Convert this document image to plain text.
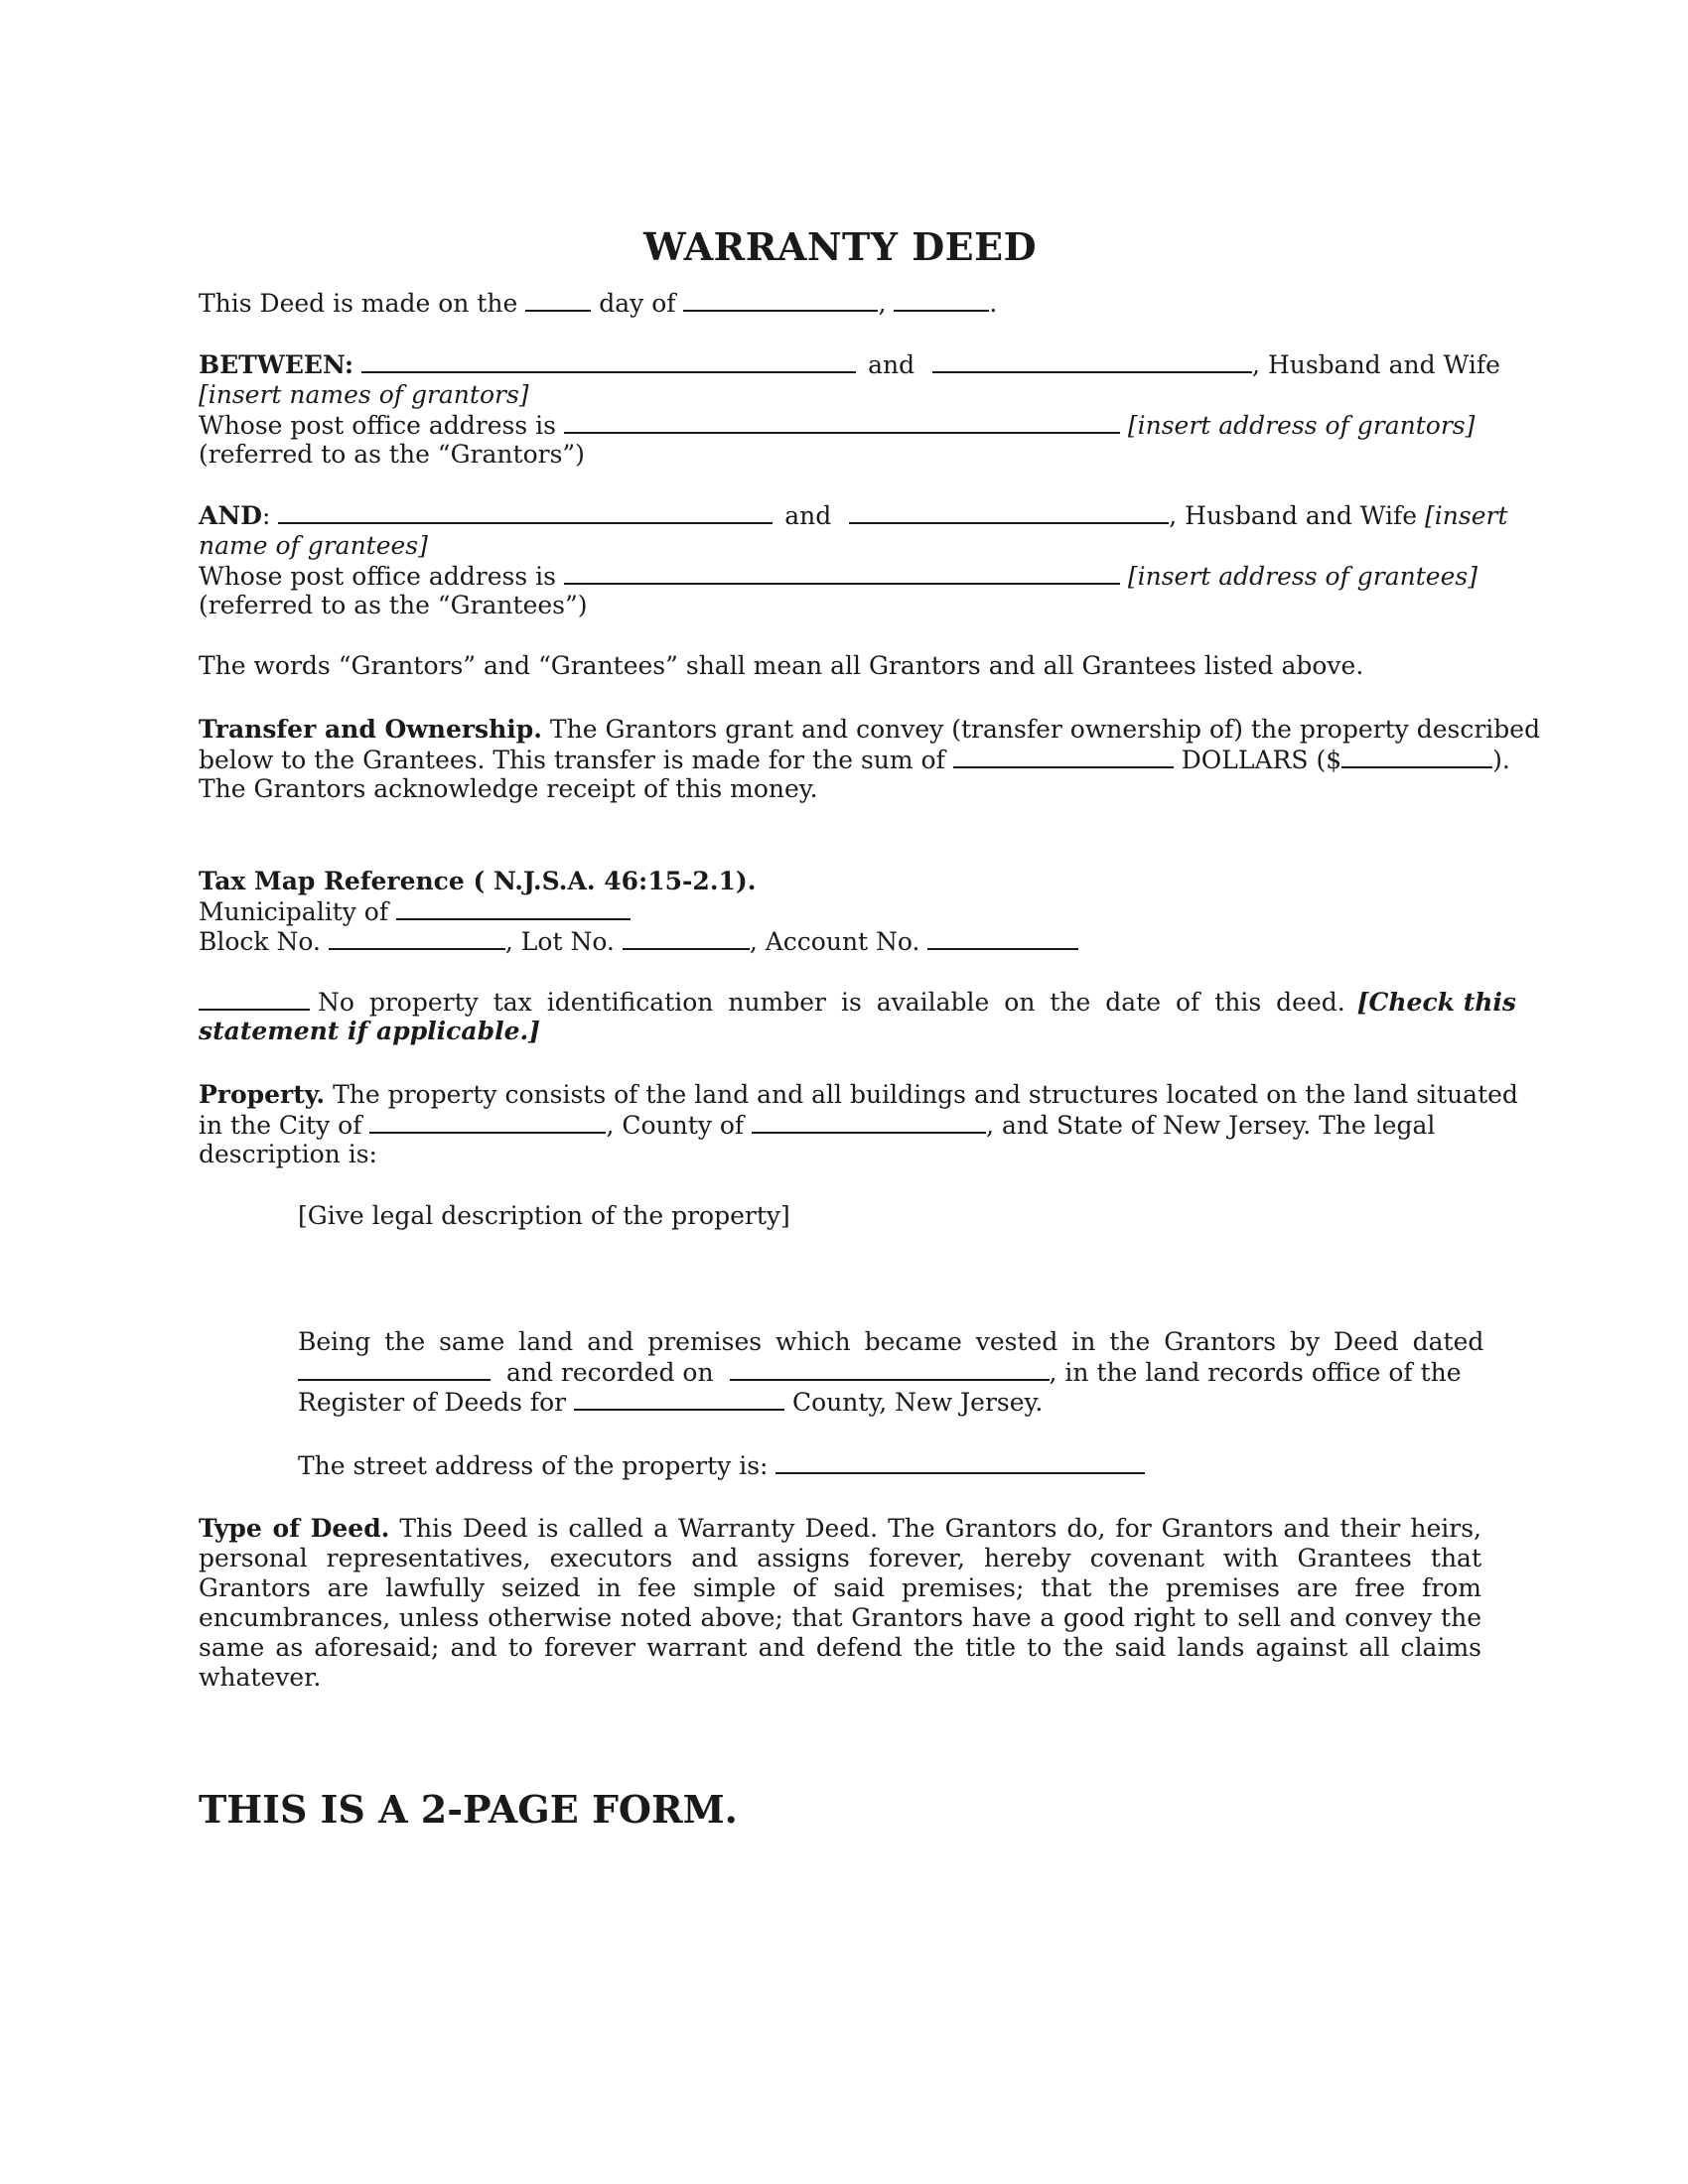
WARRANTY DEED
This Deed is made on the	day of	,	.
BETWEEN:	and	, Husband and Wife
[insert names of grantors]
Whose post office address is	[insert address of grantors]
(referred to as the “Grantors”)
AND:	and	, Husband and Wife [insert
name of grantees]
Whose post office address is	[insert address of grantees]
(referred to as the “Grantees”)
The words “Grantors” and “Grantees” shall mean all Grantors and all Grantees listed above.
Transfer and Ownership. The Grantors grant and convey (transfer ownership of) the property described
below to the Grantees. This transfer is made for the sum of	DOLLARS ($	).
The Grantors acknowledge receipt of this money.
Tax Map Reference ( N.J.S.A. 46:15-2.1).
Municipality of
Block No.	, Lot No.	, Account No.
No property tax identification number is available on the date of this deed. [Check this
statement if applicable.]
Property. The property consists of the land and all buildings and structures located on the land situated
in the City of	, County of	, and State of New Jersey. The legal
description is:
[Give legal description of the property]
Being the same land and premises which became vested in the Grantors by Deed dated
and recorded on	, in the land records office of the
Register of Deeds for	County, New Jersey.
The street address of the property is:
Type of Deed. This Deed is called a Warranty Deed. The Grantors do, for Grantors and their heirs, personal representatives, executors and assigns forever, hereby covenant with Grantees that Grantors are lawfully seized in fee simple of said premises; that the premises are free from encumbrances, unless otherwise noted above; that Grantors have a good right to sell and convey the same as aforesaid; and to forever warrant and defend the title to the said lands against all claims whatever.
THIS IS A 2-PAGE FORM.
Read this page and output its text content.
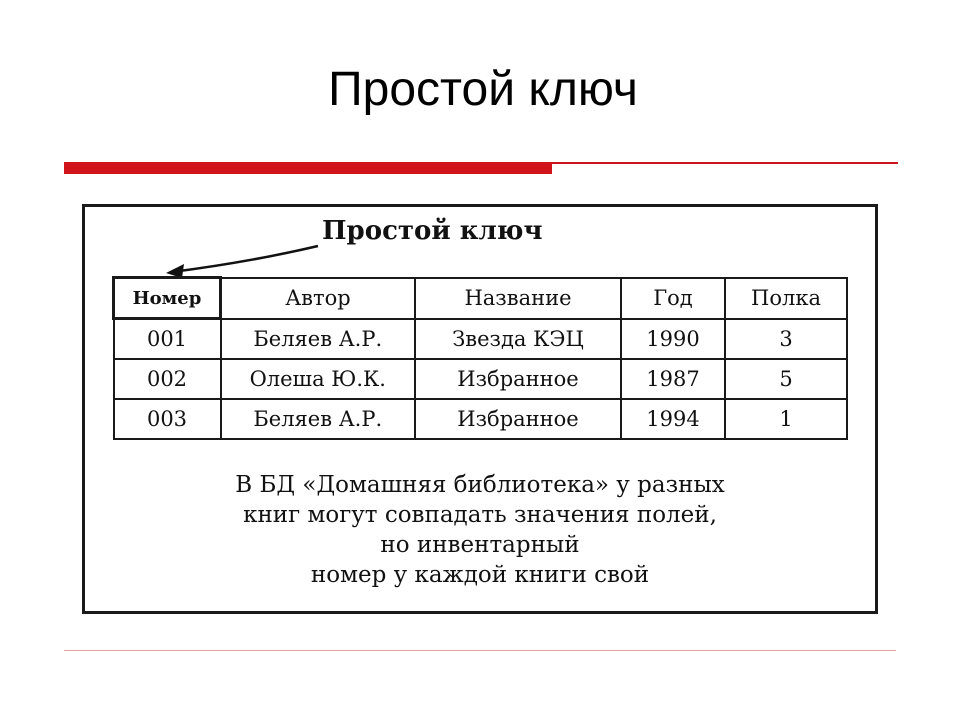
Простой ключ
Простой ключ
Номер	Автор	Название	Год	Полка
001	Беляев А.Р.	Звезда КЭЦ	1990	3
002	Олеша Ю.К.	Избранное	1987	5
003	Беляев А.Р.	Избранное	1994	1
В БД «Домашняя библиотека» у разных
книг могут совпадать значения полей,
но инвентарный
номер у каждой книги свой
━━━━━━━━
WORK TO COMPLETE ▸ Pick out the lines that contain "County" and copy them.

EXERCISE RESULT ▸
in the City of	, County of	, and State of New Jersey. The legal
Register of Deeds for	County, New Jersey.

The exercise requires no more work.